__Written exercise__
Copy each line that has the string "فاذا" somewhere in it.
--- START Records for this exercise ---
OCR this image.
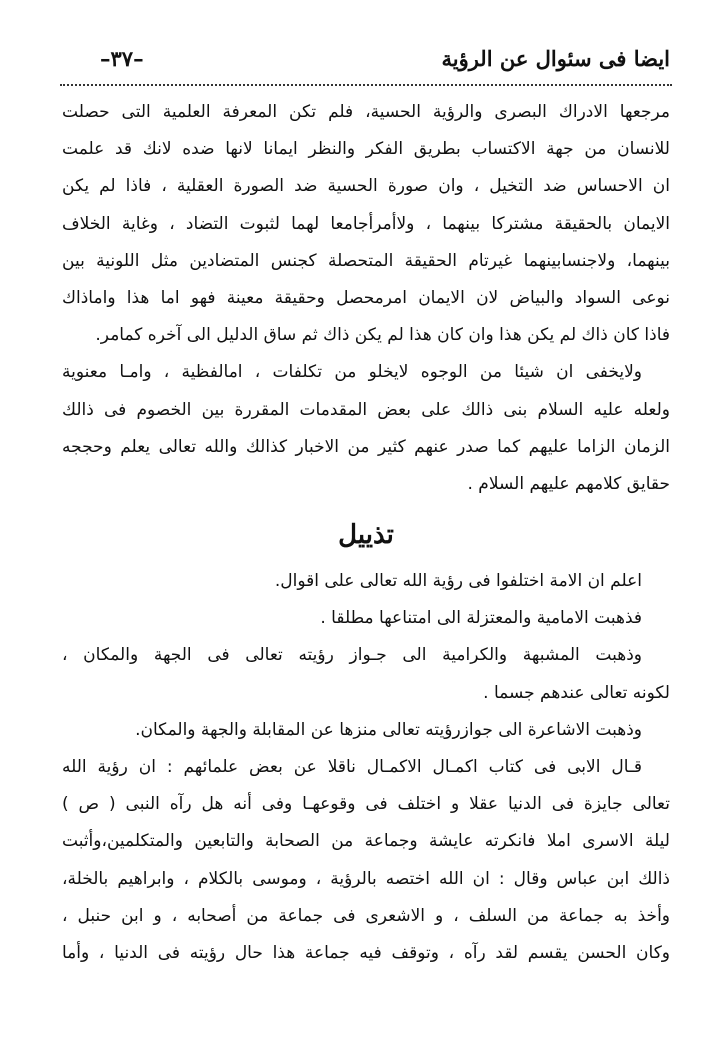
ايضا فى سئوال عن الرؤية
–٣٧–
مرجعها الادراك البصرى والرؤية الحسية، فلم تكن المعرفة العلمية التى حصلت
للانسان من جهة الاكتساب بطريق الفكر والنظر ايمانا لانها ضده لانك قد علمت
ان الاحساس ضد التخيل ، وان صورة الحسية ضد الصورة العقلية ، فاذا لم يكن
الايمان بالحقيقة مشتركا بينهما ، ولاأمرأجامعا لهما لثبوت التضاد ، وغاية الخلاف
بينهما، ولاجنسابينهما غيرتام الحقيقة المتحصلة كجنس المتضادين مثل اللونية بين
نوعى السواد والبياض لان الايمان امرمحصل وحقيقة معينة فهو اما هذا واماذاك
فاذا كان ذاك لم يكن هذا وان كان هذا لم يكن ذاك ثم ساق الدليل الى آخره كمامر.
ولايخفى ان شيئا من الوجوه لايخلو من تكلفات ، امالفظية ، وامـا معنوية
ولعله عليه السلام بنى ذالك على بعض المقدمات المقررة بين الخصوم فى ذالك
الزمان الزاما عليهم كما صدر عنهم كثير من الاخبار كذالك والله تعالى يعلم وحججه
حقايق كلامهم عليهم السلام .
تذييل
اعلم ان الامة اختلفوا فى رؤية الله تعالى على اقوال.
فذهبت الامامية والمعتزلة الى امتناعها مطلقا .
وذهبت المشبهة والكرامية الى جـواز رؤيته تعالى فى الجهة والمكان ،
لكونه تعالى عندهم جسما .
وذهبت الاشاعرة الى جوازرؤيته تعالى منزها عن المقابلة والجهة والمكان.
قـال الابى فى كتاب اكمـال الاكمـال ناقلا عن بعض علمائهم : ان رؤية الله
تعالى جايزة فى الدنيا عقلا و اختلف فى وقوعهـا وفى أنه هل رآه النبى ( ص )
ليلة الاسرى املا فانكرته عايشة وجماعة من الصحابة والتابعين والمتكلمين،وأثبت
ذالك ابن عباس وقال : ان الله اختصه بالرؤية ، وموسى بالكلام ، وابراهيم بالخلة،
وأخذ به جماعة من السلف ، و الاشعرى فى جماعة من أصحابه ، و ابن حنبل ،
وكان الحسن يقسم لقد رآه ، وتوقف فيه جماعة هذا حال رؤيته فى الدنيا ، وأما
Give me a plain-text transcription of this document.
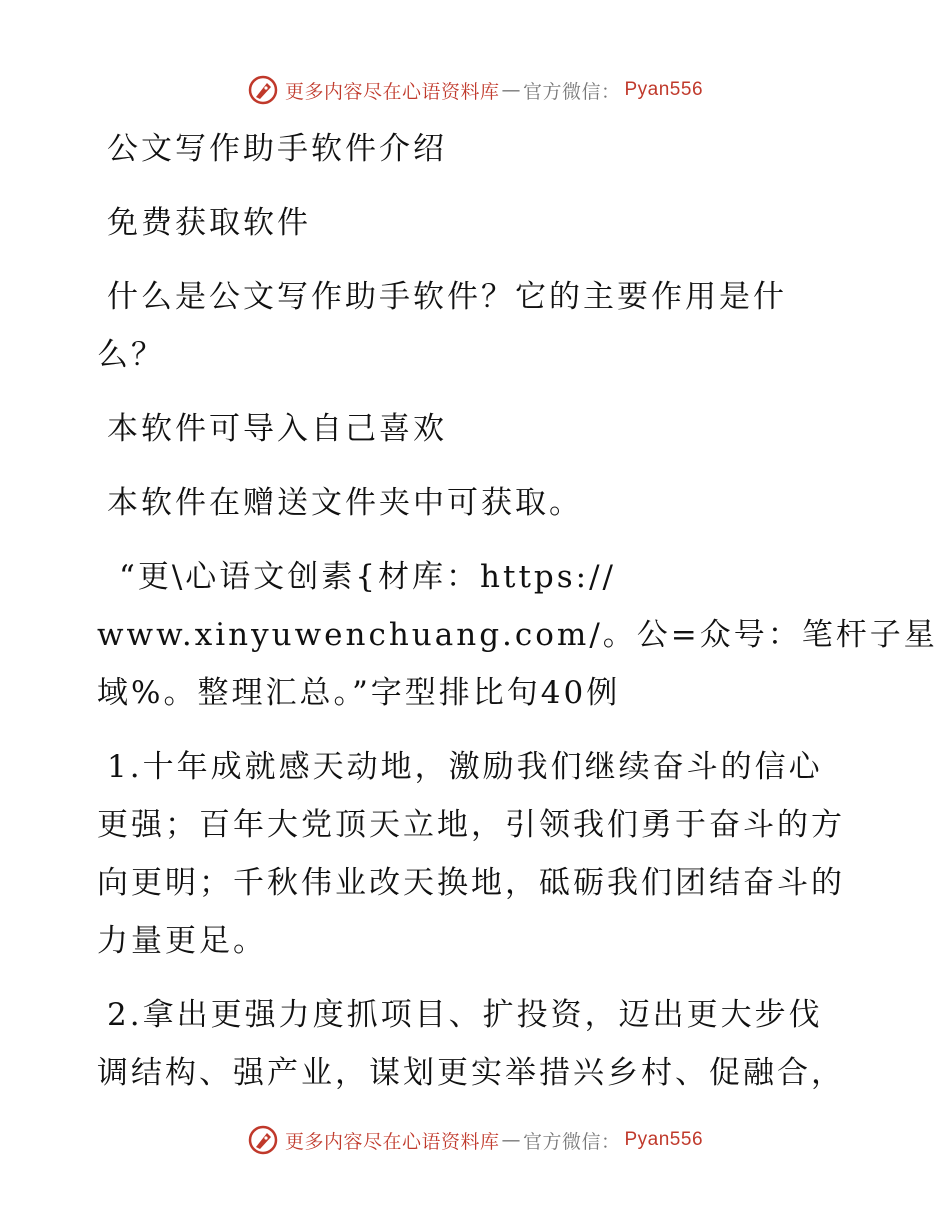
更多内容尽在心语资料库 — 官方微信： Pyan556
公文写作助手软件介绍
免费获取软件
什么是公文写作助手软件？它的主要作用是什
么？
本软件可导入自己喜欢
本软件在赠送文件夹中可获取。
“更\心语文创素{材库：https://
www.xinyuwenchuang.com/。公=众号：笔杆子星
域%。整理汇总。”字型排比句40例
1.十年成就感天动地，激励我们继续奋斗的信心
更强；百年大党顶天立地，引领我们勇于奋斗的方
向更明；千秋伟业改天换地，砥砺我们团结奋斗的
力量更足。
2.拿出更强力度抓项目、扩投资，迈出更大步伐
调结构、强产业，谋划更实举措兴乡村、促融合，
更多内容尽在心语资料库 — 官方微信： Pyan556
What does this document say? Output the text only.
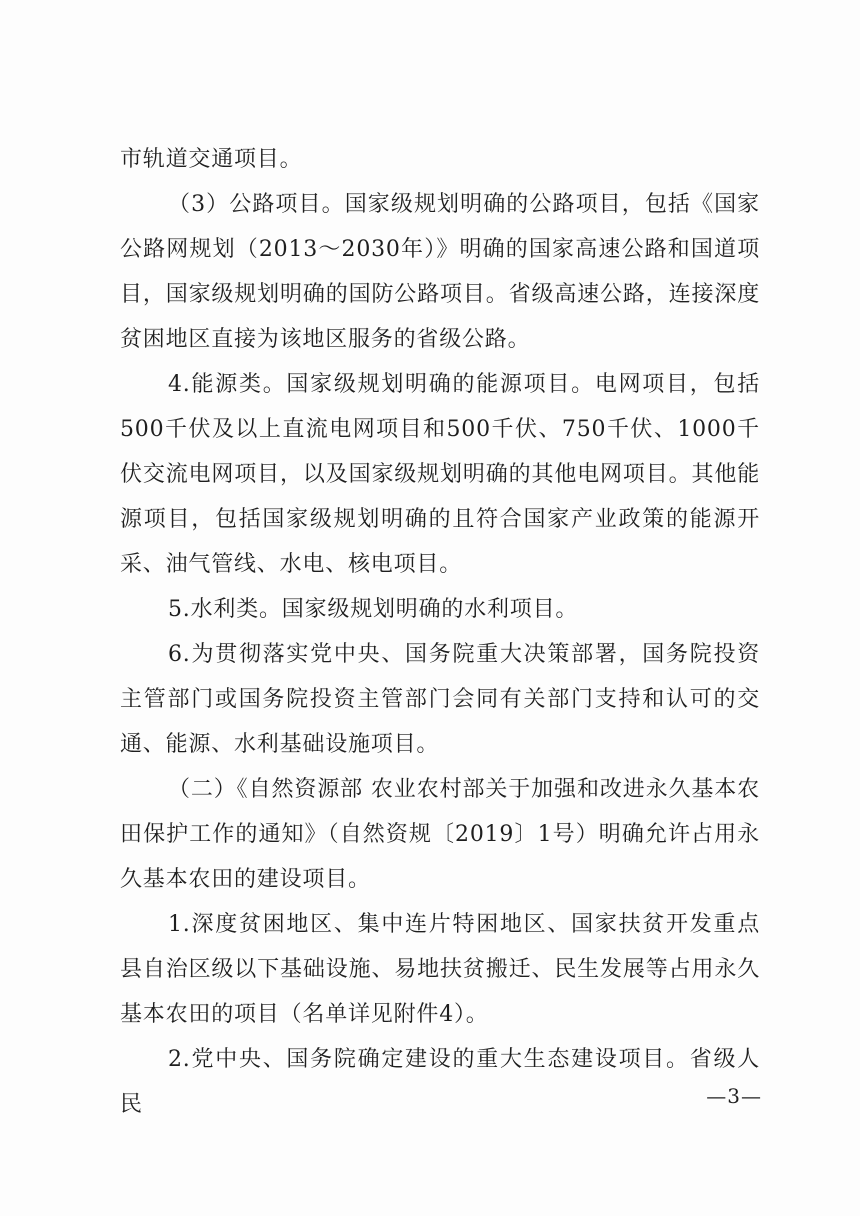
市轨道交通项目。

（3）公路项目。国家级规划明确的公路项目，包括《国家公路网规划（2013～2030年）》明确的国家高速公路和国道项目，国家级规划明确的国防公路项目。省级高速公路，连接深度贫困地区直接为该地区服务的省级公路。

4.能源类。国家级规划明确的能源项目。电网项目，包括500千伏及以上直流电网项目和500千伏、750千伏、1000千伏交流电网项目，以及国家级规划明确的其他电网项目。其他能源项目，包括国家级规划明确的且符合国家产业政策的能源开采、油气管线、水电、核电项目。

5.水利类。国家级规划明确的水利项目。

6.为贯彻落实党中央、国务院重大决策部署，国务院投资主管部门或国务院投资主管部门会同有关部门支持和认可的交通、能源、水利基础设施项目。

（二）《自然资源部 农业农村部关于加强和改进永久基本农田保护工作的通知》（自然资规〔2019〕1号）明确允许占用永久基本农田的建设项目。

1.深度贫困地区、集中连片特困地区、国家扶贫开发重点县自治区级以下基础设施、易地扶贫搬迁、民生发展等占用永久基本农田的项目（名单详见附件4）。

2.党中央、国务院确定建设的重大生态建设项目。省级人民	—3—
--- END Records for this exercise ---
__Full answer__
ان الاحساس ضد التخيل ، وان صورة الحسية ضد الصورة العقلية ، فاذا لم يكن
فاذا كان ذاك لم يكن هذا وان كان هذا لم يكن ذاك ثم ساق الدليل الى آخره كمامر.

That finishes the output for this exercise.